-------- Entries

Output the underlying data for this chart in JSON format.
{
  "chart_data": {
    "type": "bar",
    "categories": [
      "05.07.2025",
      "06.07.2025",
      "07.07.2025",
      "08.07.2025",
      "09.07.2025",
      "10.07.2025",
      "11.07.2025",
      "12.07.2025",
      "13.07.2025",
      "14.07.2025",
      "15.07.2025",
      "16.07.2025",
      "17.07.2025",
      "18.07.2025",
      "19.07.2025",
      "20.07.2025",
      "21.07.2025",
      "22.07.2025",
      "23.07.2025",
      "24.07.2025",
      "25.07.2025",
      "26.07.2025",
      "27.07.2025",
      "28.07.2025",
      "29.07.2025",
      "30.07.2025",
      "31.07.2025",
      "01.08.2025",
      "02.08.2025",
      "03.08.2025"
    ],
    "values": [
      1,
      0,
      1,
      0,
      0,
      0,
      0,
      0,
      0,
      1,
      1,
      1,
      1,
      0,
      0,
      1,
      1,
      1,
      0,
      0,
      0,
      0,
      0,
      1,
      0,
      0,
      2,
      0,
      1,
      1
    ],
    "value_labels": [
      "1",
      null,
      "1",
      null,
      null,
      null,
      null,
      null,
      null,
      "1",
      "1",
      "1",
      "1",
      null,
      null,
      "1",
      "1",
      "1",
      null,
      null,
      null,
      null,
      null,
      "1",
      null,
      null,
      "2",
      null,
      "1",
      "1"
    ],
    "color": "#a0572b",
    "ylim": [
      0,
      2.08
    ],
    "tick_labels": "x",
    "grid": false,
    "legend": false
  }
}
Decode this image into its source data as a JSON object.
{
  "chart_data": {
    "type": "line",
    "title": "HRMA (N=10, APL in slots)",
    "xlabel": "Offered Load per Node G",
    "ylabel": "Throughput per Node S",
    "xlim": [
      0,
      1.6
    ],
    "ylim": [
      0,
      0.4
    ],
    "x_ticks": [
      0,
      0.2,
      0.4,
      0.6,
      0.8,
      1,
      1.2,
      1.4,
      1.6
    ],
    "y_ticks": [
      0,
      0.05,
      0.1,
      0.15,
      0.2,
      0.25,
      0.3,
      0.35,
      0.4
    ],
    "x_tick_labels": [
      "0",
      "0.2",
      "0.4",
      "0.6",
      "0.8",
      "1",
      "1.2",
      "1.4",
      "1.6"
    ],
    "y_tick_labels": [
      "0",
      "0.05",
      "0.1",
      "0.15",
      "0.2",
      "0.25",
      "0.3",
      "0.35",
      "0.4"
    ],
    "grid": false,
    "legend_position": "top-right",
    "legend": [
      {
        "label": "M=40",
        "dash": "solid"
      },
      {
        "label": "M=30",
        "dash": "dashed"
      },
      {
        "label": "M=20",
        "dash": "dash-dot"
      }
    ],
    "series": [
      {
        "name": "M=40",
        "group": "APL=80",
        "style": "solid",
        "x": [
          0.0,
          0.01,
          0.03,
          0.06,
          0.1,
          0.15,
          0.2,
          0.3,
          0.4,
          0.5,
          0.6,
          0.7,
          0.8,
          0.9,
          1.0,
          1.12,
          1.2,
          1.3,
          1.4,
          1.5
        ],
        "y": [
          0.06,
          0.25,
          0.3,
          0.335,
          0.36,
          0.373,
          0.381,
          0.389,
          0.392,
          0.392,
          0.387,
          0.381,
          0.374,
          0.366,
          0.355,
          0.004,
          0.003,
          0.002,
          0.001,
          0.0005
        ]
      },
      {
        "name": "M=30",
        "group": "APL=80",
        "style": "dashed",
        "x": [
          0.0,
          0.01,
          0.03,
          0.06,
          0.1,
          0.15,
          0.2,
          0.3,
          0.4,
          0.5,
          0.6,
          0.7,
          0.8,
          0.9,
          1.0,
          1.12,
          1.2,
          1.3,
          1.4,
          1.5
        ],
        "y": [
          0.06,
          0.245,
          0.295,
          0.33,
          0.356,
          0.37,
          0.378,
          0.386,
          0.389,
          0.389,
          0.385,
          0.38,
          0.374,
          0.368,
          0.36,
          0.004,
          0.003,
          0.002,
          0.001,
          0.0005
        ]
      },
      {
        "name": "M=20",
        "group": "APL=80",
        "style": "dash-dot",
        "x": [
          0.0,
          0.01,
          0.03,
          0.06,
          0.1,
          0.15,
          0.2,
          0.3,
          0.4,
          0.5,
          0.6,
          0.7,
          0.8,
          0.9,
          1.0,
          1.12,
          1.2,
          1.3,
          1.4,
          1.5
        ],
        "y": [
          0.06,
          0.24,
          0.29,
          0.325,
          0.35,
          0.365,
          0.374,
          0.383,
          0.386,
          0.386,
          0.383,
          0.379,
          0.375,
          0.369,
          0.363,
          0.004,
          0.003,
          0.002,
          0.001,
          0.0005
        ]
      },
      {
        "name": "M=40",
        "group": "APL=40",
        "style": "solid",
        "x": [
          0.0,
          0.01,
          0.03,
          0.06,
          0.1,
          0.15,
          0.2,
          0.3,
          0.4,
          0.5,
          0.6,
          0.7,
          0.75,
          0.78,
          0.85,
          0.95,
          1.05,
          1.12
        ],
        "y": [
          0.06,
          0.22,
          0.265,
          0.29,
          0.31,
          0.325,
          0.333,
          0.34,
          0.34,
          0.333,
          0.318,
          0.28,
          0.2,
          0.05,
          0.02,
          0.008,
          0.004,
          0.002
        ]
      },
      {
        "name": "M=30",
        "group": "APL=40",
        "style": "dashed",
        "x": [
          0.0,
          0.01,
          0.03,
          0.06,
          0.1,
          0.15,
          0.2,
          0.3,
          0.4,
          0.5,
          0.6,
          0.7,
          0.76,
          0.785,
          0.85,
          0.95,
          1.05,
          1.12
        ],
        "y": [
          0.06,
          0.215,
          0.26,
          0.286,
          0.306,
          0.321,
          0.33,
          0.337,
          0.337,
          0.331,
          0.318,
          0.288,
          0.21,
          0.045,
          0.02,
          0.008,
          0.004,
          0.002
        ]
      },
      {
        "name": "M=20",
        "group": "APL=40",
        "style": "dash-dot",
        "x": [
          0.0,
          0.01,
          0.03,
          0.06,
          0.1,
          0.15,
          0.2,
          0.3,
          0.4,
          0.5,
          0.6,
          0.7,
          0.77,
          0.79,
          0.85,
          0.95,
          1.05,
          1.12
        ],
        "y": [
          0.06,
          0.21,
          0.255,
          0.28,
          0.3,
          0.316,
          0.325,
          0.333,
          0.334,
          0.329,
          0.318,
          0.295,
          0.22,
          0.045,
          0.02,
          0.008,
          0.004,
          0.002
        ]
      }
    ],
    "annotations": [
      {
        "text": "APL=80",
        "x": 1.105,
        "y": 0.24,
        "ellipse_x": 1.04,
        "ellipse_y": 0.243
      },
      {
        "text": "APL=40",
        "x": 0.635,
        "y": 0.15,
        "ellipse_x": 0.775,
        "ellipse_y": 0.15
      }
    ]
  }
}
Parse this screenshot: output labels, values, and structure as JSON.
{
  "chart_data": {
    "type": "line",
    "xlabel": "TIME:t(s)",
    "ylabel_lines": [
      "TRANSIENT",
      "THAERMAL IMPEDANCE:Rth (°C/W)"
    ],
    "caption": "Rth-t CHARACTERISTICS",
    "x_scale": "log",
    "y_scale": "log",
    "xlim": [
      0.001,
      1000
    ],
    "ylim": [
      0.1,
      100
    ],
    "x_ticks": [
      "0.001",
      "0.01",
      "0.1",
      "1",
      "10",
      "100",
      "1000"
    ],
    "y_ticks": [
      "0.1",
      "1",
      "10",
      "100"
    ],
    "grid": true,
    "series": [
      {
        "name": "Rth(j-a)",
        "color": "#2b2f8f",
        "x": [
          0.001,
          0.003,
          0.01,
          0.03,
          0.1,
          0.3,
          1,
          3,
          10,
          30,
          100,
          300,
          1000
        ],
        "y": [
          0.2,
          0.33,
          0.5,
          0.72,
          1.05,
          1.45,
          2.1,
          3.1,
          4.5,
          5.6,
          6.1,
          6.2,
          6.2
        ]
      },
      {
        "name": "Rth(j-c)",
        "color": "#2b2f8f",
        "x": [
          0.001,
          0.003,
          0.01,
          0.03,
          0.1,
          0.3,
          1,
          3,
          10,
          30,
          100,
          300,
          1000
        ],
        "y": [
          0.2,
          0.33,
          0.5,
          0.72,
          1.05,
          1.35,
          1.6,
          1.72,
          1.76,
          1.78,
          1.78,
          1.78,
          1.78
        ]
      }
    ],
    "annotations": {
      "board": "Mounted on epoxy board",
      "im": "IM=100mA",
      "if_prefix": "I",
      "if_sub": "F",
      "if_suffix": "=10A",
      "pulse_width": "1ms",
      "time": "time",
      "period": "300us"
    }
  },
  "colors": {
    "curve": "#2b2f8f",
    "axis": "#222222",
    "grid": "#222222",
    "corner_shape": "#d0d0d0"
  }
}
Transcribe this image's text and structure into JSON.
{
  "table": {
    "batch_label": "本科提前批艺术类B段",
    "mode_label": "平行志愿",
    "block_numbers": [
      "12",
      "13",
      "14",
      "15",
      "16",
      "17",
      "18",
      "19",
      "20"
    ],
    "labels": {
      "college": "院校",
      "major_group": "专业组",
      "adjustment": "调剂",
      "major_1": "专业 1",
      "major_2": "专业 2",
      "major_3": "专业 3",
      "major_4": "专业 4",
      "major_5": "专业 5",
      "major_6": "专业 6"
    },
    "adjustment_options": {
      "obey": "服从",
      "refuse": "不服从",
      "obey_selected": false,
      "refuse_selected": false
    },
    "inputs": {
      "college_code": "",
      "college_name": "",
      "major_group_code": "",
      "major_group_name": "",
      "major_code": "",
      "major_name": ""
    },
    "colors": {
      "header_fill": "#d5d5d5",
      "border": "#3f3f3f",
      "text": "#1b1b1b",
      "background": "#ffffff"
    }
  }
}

----------------

Problem statement: Isolate the lines above that contain the word "JSON" and copy them.

Task output:
Output the underlying data for this chart in JSON format.
Decode this image into its source data as a JSON object.
Parse this screenshot: output labels, values, and structure as JSON.
Transcribe this image's text and structure into JSON.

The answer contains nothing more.